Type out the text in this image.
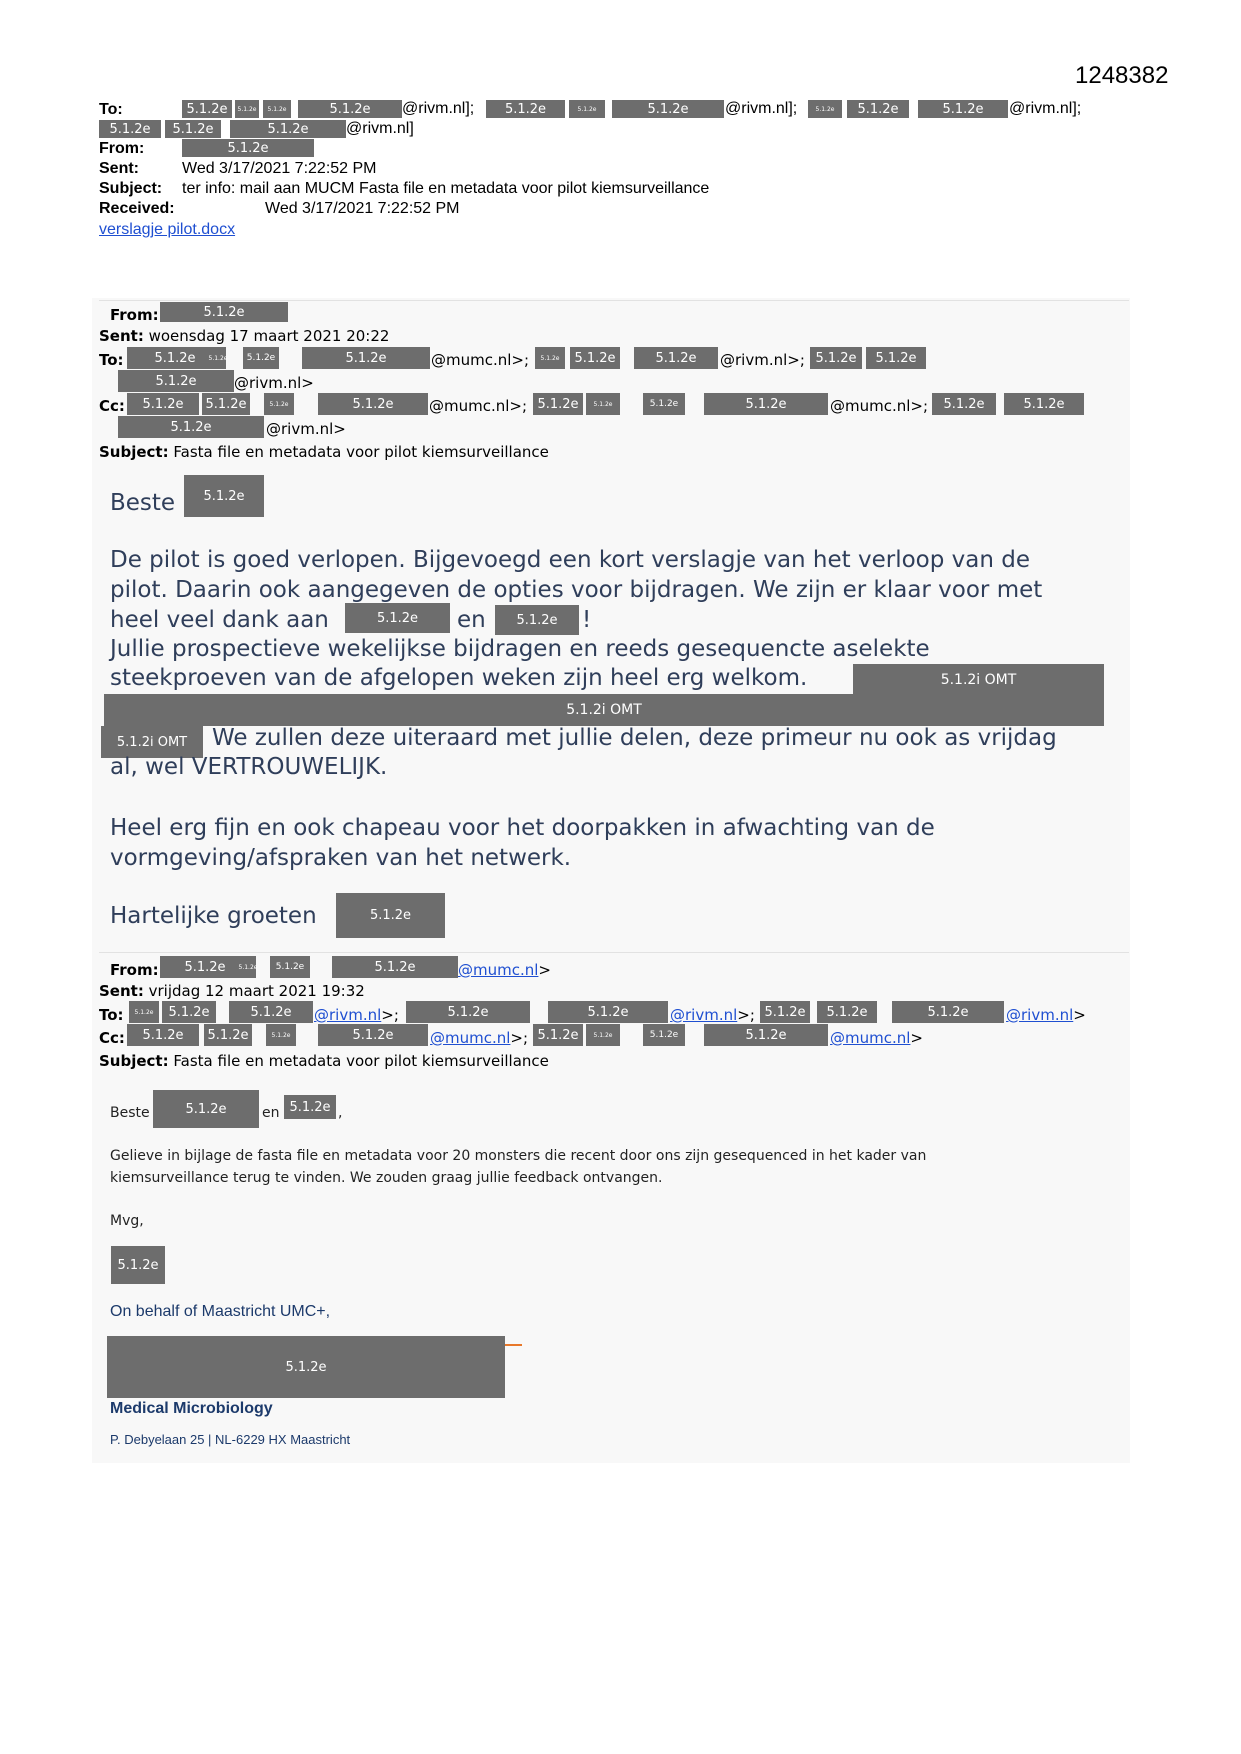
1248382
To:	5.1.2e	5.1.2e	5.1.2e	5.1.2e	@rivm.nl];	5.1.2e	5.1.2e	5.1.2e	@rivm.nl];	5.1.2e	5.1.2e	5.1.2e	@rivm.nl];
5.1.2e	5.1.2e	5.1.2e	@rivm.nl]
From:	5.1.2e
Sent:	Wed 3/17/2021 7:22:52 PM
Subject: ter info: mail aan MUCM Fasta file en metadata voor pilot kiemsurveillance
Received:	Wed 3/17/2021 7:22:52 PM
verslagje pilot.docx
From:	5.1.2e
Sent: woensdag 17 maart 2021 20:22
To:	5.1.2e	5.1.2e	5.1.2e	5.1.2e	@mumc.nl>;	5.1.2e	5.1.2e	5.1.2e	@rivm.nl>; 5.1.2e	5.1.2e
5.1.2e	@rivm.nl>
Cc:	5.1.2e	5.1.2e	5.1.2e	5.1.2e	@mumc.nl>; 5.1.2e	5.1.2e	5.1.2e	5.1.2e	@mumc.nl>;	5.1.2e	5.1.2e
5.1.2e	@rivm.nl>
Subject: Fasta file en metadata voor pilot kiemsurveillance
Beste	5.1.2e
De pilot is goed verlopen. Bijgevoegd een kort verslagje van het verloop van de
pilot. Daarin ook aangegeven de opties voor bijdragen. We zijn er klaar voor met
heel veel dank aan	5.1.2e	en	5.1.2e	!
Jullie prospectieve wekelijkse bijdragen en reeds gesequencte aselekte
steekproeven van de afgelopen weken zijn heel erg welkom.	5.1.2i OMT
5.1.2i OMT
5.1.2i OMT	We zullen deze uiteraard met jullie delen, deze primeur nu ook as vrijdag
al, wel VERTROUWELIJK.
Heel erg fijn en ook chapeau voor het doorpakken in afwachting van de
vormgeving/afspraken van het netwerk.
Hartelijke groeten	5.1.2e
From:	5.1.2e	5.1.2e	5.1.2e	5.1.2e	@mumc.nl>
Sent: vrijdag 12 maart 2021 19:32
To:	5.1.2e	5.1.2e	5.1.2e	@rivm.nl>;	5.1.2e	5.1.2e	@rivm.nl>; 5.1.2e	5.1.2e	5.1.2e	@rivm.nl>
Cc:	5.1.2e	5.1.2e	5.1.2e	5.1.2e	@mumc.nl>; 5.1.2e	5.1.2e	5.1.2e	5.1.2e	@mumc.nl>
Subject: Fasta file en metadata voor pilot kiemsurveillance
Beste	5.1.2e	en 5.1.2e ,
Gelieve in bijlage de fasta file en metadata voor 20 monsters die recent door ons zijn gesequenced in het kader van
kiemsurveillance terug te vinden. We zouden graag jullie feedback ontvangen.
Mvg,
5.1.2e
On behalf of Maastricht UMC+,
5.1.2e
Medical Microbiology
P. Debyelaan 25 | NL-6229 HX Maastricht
——————————
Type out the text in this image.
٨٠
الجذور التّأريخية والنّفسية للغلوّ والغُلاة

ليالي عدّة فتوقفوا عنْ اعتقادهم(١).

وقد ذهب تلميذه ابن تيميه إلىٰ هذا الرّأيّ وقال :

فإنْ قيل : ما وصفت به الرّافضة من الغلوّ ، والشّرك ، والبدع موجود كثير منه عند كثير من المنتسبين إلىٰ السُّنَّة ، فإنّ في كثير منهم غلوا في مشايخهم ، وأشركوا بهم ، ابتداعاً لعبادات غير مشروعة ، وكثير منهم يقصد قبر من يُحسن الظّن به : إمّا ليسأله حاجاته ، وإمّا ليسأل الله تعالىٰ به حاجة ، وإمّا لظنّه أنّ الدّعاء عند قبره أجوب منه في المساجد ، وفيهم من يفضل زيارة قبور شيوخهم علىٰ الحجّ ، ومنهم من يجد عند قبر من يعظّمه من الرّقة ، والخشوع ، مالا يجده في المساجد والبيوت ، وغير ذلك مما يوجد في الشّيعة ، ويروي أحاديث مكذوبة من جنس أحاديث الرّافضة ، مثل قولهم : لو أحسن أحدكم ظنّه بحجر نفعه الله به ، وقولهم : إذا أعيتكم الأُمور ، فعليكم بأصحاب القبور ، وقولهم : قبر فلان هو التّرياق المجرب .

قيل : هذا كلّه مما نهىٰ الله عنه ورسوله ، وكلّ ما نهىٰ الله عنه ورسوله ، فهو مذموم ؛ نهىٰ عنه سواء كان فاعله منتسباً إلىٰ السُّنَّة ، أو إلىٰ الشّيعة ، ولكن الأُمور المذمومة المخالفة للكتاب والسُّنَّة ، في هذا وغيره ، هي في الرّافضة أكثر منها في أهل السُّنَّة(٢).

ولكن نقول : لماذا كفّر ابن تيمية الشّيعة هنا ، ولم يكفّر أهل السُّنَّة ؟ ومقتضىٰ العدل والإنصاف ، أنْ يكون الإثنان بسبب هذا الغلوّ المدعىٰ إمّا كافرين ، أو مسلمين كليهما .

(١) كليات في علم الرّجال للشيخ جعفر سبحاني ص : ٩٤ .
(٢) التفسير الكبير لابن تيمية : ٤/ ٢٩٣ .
——————————
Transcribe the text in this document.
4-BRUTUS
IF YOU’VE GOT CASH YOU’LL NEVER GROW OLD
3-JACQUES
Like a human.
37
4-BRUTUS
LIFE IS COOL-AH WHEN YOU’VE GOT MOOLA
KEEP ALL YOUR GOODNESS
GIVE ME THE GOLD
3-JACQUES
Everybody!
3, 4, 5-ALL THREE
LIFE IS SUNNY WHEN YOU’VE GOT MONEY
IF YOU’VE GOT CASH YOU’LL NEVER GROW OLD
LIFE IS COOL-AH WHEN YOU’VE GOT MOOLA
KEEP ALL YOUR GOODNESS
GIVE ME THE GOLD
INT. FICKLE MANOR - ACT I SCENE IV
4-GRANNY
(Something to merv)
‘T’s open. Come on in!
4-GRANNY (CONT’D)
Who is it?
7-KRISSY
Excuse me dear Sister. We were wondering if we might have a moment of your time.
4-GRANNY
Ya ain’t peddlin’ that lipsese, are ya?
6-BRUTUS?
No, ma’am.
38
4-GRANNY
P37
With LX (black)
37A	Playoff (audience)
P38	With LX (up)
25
——————————
* Given exercise *
Scan the listing above. Collect all lines with the word "kiemsurveillance".

* Result *
Subject: ter info: mail aan MUCM Fasta file en metadata voor pilot kiemsurveillance
Subject: Fasta file en metadata voor pilot kiemsurveillance
Subject: Fasta file en metadata voor pilot kiemsurveillance
kiemsurveillance terug te vinden. We zouden graag jullie feedback ontvangen.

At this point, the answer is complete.